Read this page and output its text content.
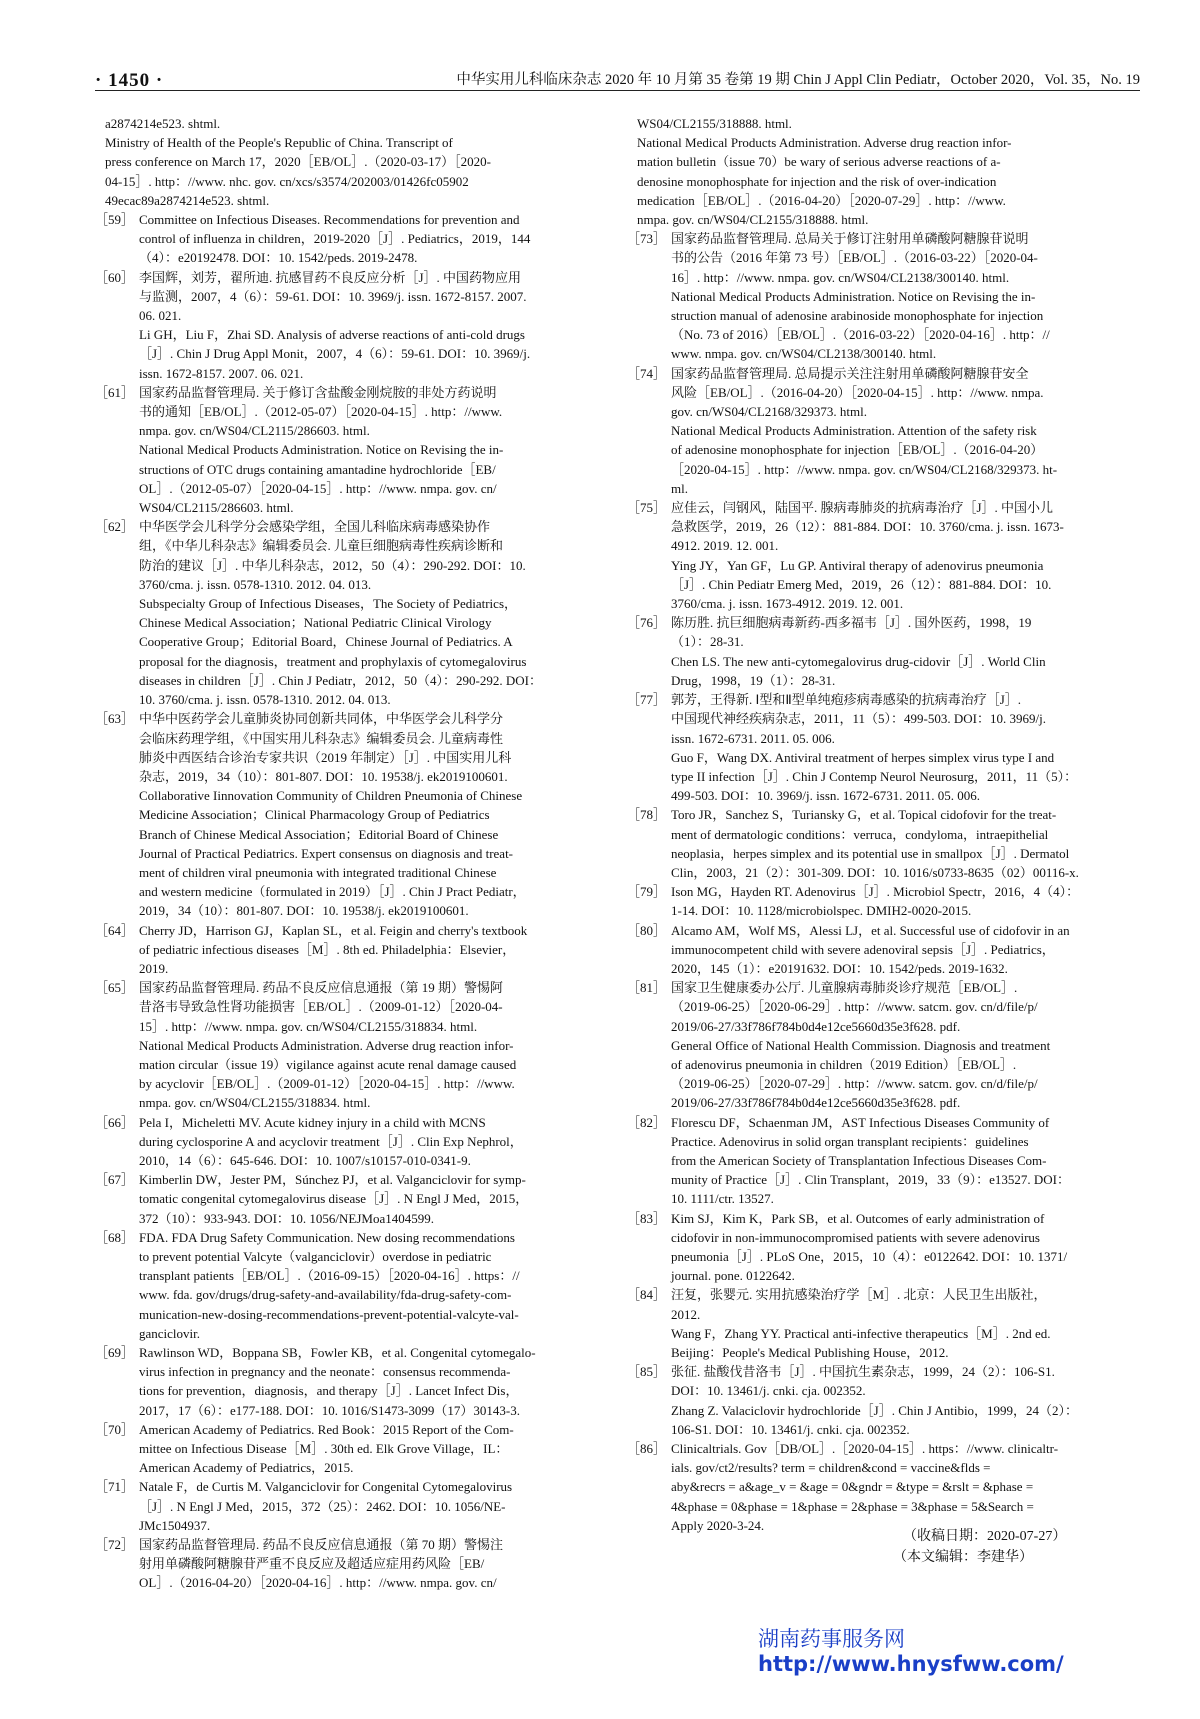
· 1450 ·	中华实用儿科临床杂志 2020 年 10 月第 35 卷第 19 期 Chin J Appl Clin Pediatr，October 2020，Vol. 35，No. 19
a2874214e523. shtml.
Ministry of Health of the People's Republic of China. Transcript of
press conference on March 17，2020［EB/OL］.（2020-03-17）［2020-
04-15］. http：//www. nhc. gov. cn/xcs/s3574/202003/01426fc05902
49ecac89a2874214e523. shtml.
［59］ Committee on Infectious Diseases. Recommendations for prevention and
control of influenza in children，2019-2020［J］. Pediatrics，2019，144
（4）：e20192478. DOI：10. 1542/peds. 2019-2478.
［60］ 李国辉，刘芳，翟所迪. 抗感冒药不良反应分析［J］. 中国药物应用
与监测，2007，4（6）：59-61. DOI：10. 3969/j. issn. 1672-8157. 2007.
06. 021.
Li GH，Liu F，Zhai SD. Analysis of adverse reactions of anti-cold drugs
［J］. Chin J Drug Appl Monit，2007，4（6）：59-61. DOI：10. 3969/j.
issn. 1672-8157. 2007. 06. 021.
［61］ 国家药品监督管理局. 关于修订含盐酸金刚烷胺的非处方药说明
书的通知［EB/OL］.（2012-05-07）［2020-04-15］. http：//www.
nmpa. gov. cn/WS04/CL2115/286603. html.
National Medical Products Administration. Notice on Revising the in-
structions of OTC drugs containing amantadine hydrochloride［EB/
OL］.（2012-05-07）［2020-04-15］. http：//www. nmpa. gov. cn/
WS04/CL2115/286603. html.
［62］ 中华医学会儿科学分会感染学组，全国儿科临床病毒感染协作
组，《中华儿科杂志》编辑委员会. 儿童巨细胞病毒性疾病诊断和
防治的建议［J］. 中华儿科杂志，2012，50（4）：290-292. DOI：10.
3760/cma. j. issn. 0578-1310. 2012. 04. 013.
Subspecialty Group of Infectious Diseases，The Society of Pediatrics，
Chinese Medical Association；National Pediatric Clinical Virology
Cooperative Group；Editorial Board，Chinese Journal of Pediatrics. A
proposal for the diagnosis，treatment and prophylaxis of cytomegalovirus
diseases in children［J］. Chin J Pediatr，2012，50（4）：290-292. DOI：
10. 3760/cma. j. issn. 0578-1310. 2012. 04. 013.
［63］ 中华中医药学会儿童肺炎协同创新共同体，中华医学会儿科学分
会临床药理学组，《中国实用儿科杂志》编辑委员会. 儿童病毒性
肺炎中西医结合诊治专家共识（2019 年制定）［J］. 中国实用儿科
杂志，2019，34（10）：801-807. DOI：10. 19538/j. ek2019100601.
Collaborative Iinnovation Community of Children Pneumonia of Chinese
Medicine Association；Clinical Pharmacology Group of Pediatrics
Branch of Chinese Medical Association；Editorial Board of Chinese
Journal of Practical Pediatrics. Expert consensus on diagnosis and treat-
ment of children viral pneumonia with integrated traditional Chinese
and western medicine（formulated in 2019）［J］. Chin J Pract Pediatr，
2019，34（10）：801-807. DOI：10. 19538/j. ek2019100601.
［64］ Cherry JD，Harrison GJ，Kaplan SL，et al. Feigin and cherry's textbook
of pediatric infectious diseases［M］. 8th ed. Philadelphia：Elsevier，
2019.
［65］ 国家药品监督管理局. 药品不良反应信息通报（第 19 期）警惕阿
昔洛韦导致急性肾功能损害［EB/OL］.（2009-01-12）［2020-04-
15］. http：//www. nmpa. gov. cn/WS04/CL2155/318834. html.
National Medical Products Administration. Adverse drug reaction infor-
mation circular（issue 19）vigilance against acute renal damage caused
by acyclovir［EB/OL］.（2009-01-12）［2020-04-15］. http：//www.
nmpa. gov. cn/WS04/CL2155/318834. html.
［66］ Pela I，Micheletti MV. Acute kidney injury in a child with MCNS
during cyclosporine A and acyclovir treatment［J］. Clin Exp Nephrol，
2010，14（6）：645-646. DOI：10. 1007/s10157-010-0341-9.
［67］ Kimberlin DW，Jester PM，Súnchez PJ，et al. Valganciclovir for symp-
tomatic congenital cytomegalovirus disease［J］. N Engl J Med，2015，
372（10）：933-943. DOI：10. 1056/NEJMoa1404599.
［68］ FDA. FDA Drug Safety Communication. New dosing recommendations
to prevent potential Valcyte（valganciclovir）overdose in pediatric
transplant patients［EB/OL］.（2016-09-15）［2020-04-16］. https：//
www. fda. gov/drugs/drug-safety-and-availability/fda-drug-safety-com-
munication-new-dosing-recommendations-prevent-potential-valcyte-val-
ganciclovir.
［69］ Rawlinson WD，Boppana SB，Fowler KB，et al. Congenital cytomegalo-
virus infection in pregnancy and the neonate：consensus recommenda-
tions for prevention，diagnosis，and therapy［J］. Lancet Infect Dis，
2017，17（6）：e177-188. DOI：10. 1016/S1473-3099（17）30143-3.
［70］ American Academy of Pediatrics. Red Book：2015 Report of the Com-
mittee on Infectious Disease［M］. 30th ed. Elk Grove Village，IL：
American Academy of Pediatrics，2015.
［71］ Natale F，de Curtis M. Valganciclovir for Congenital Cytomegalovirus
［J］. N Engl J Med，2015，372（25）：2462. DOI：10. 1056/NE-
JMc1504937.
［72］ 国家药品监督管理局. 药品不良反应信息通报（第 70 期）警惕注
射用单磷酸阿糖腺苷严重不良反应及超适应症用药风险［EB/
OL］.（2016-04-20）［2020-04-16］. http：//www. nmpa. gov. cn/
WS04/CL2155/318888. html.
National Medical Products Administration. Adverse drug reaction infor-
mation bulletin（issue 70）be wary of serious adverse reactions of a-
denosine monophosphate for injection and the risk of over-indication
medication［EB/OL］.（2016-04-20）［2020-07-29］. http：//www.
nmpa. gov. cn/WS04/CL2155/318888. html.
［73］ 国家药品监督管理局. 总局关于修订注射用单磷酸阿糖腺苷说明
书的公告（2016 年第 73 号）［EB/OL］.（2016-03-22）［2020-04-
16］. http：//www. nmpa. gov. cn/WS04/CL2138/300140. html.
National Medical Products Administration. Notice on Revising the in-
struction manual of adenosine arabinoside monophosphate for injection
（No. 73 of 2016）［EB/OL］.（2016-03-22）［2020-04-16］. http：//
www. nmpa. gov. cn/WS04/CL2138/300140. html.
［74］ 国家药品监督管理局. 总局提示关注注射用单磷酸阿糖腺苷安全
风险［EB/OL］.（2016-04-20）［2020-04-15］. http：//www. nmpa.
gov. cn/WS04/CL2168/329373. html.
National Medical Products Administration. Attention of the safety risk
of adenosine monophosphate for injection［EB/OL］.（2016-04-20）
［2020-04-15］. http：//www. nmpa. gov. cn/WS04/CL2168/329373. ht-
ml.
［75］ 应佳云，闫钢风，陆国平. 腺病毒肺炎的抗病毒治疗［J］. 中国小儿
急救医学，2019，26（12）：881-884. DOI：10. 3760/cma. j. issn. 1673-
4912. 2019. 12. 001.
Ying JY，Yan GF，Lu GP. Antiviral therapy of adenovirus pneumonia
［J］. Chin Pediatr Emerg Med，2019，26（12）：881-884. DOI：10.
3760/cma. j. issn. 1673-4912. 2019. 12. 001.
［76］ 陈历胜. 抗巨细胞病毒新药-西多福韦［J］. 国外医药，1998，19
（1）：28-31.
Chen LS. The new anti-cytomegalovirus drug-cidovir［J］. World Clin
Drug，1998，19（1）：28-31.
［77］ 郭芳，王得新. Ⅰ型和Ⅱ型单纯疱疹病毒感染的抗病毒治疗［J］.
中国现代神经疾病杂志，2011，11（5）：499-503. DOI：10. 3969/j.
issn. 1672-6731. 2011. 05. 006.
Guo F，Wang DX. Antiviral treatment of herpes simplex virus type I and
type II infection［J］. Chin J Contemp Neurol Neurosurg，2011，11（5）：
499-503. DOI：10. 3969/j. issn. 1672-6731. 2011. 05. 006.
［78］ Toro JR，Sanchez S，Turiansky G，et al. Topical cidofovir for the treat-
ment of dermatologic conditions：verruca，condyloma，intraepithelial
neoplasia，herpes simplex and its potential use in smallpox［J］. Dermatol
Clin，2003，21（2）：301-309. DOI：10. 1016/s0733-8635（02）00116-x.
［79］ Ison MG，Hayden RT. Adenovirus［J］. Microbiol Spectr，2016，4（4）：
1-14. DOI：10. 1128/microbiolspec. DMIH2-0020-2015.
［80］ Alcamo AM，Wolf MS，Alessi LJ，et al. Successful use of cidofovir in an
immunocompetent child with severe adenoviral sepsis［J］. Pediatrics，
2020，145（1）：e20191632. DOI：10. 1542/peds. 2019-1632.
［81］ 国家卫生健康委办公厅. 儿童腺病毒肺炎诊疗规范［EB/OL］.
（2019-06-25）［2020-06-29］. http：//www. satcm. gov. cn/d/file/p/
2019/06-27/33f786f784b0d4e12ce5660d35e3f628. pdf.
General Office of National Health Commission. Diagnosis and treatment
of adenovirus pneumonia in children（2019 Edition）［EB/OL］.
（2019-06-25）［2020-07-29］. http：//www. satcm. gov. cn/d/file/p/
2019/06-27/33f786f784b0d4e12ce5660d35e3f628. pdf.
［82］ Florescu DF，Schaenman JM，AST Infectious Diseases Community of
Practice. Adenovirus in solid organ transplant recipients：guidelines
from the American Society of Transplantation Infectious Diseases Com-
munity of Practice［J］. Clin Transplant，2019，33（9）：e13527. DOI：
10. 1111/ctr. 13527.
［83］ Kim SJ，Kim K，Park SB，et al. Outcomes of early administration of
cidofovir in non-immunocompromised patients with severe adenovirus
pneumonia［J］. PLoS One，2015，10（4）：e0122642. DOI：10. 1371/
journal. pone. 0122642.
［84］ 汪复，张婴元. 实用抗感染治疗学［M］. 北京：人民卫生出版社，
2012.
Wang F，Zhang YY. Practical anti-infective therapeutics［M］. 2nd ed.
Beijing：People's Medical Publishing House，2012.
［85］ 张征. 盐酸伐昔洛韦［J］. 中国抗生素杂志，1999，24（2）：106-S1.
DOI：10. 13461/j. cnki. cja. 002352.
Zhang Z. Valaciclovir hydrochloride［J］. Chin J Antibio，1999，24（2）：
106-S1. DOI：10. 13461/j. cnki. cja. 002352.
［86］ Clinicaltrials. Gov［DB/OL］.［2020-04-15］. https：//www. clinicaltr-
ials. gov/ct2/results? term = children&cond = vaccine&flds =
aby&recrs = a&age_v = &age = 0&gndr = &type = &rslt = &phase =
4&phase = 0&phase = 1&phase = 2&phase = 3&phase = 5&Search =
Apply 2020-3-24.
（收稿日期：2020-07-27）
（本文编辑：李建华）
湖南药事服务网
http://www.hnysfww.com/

********************

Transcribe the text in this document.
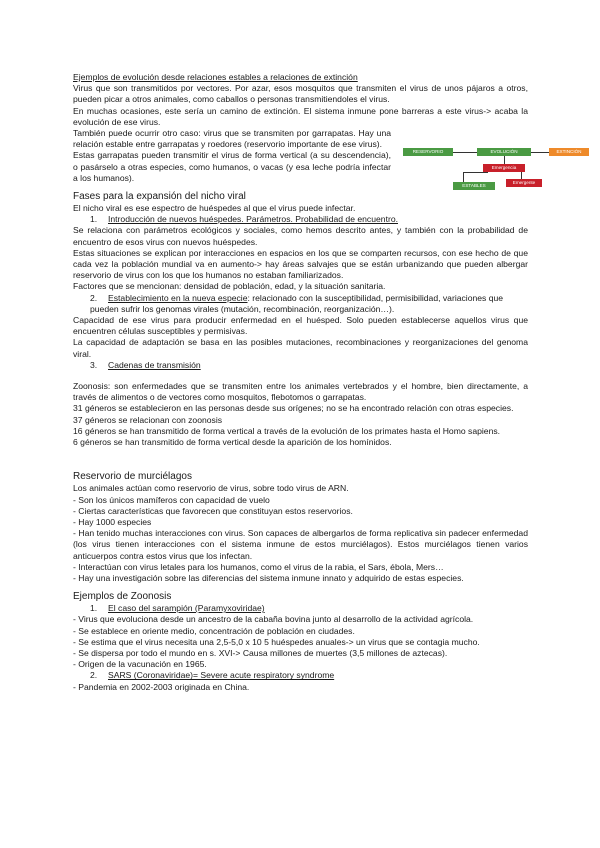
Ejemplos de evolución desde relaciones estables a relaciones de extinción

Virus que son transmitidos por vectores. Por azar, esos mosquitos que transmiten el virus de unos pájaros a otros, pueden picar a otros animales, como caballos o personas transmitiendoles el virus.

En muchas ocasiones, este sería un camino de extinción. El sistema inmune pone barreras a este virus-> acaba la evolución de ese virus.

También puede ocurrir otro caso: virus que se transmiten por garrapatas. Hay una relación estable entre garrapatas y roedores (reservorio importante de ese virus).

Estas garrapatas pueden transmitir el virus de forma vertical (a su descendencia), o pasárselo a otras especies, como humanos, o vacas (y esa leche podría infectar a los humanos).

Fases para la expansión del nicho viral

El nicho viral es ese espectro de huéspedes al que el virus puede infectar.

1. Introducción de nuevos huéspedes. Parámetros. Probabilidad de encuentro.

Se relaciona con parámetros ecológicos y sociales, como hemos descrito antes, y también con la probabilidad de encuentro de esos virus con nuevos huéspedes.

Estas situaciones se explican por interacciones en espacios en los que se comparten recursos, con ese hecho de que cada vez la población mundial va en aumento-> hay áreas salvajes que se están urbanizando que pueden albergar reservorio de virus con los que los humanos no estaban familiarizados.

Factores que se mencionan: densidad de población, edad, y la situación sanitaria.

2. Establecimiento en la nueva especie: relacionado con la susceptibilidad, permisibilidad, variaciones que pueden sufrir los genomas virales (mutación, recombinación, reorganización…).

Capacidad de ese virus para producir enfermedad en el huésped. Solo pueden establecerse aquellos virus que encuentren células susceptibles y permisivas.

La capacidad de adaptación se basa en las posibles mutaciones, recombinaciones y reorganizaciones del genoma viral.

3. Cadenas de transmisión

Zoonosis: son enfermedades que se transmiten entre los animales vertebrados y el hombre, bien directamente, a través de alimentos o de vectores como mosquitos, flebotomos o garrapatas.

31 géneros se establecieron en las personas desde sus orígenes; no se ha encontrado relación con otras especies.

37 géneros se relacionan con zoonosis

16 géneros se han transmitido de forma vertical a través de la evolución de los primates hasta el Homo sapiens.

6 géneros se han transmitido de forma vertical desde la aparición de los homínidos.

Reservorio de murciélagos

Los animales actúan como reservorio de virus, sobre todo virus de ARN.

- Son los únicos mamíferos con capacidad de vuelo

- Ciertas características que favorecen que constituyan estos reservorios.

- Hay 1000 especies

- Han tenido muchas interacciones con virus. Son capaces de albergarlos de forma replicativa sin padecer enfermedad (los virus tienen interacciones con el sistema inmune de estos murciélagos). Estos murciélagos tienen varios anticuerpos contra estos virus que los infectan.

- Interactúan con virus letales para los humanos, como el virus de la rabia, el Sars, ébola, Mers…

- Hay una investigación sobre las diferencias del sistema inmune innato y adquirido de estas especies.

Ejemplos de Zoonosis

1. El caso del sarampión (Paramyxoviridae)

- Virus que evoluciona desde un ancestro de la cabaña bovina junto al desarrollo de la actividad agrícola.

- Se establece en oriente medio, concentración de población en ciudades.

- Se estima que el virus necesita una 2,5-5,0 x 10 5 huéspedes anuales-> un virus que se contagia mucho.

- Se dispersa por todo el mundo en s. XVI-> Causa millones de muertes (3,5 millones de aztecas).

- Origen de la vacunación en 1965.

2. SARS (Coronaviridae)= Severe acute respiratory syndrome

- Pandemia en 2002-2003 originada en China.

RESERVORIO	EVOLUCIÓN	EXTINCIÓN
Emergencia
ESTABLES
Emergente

********************

### EXERCISE OBJECTIVE
Go through the material above, and wherever a line contains the string "especies", return it.

### ANSWER SPACE
Estas garrapatas pueden transmitir el virus de forma vertical (a su descendencia), o pasárselo a otras especies, como humanos, o vacas (y esa leche podría infectar a los humanos).
31 géneros se establecieron en las personas desde sus orígenes; no se ha encontrado relación con otras especies.
- Hay 1000 especies
- Hay una investigación sobre las diferencias del sistema inmune innato y adquirido de estas especies.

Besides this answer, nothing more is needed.